### WHAT YOU HAVE TO DO
Reproduce each of the following lines verbatim and in the order given, with no alteration.

### SUPPLIED DATA

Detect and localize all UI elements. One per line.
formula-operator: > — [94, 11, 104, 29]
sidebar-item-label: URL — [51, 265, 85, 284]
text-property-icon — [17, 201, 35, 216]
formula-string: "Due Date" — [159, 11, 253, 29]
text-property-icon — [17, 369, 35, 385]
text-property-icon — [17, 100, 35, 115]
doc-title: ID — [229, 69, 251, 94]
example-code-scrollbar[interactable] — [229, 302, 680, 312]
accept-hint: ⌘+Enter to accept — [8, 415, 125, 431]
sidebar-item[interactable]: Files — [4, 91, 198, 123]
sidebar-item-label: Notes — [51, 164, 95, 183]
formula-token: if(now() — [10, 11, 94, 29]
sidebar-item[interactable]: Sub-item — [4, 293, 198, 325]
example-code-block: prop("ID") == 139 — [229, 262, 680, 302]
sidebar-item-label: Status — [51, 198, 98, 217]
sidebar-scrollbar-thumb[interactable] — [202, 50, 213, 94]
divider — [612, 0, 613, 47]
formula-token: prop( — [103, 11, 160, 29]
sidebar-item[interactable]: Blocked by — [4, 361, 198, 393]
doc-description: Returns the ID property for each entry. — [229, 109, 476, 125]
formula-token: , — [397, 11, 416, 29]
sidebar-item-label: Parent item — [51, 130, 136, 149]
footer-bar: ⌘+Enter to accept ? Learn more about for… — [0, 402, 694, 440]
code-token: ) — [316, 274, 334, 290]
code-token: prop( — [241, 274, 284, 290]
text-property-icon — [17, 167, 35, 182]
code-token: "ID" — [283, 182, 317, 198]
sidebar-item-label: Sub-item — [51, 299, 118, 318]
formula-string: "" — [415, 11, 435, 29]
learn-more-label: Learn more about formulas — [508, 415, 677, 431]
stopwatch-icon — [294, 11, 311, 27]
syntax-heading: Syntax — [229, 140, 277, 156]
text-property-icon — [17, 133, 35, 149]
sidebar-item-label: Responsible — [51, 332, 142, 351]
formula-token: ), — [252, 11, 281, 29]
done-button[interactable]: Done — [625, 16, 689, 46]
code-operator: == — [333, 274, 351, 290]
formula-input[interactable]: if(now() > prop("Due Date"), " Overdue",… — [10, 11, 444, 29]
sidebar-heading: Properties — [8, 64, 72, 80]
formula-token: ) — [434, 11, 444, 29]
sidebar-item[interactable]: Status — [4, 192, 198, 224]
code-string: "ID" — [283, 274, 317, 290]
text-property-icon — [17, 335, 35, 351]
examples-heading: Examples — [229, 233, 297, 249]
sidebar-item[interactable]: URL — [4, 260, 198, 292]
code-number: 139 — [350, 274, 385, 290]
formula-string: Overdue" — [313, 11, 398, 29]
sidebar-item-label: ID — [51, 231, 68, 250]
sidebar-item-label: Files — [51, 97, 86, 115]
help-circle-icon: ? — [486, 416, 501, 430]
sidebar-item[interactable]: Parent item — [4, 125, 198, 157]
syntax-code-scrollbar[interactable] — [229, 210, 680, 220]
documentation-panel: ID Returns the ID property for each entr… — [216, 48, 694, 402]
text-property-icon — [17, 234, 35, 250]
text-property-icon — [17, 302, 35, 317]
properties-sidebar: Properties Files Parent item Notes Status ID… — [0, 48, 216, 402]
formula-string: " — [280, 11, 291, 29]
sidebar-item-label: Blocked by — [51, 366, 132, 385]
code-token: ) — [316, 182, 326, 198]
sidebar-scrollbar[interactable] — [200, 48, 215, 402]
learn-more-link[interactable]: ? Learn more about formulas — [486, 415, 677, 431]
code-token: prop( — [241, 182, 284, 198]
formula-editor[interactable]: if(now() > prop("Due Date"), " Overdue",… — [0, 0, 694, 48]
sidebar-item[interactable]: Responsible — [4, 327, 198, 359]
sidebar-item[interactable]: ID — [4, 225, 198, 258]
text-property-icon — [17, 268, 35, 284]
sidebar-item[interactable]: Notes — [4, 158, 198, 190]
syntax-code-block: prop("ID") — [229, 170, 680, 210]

### CORRECT RESULT
Detect and localize all UI elements. One per line.
formula-operator: > — [94, 11, 104, 29]
sidebar-item-label: URL — [51, 265, 85, 284]
text-property-icon — [17, 201, 35, 216]
formula-string: "Due Date" — [159, 11, 253, 29]
text-property-icon — [17, 369, 35, 385]
text-property-icon — [17, 100, 35, 115]
doc-title: ID — [229, 69, 251, 94]
example-code-scrollbar[interactable] — [229, 302, 680, 312]
accept-hint: ⌘+Enter to accept — [8, 415, 125, 431]
sidebar-item[interactable]: Files — [4, 91, 198, 123]
sidebar-item-label: Notes — [51, 164, 95, 183]
formula-token: if(now() — [10, 11, 94, 29]
sidebar-item[interactable]: Sub-item — [4, 293, 198, 325]
example-code-block: prop("ID") == 139 — [229, 262, 680, 302]
sidebar-item-label: Status — [51, 198, 98, 217]
sidebar-scrollbar-thumb[interactable] — [202, 50, 213, 94]
divider — [612, 0, 613, 47]
formula-token: prop( — [103, 11, 160, 29]
sidebar-item[interactable]: Blocked by — [4, 361, 198, 393]
doc-description: Returns the ID property for each entry. — [229, 109, 476, 125]
formula-token: , — [397, 11, 416, 29]
sidebar-item-label: Parent item — [51, 130, 136, 149]
footer-bar: ⌘+Enter to accept ? Learn more about for… — [0, 402, 694, 440]
code-token: ) — [316, 274, 334, 290]
code-token: prop( — [241, 274, 284, 290]
text-property-icon — [17, 167, 35, 182]
code-token: "ID" — [283, 182, 317, 198]
sidebar-item-label: Sub-item — [51, 299, 118, 318]
formula-string: "" — [415, 11, 435, 29]
learn-more-label: Learn more about formulas — [508, 415, 677, 431]
stopwatch-icon — [294, 11, 311, 27]
syntax-heading: Syntax — [229, 140, 277, 156]
text-property-icon — [17, 133, 35, 149]
sidebar-item-label: Responsible — [51, 332, 142, 351]
formula-token: ), — [252, 11, 281, 29]
done-button[interactable]: Done — [625, 16, 689, 46]
code-operator: == — [333, 274, 351, 290]
formula-input[interactable]: if(now() > prop("Due Date"), " Overdue",… — [10, 11, 444, 29]
sidebar-heading: Properties — [8, 64, 72, 80]
formula-token: ) — [434, 11, 444, 29]
sidebar-item[interactable]: Status — [4, 192, 198, 224]
code-string: "ID" — [283, 274, 317, 290]
text-property-icon — [17, 335, 35, 351]
examples-heading: Examples — [229, 233, 297, 249]
sidebar-item[interactable]: URL — [4, 260, 198, 292]
code-number: 139 — [350, 274, 385, 290]
formula-string: Overdue" — [313, 11, 398, 29]
sidebar-item-label: ID — [51, 231, 68, 250]
sidebar-item-label: Files — [51, 97, 86, 115]
help-circle-icon: ? — [486, 416, 501, 430]
sidebar-item[interactable]: Parent item — [4, 125, 198, 157]
syntax-code-scrollbar[interactable] — [229, 210, 680, 220]
documentation-panel: ID Returns the ID property for each entr… — [216, 48, 694, 402]
text-property-icon — [17, 234, 35, 250]
text-property-icon — [17, 302, 35, 317]
properties-sidebar: Properties Files Parent item Notes Status ID… — [0, 48, 216, 402]
formula-string: " — [280, 11, 291, 29]
sidebar-item-label: Blocked by — [51, 366, 132, 385]
code-token: ) — [316, 182, 326, 198]
sidebar-scrollbar[interactable] — [200, 48, 215, 402]
learn-more-link[interactable]: ? Learn more about formulas — [486, 415, 677, 431]
code-token: prop( — [241, 182, 284, 198]
formula-editor[interactable]: if(now() > prop("Due Date"), " Overdue",… — [0, 0, 694, 48]
sidebar-item[interactable]: Responsible — [4, 327, 198, 359]
sidebar-item[interactable]: ID — [4, 225, 198, 258]
text-property-icon — [17, 268, 35, 284]
sidebar-item[interactable]: Notes — [4, 158, 198, 190]
syntax-code-block: prop("ID") — [229, 170, 680, 210]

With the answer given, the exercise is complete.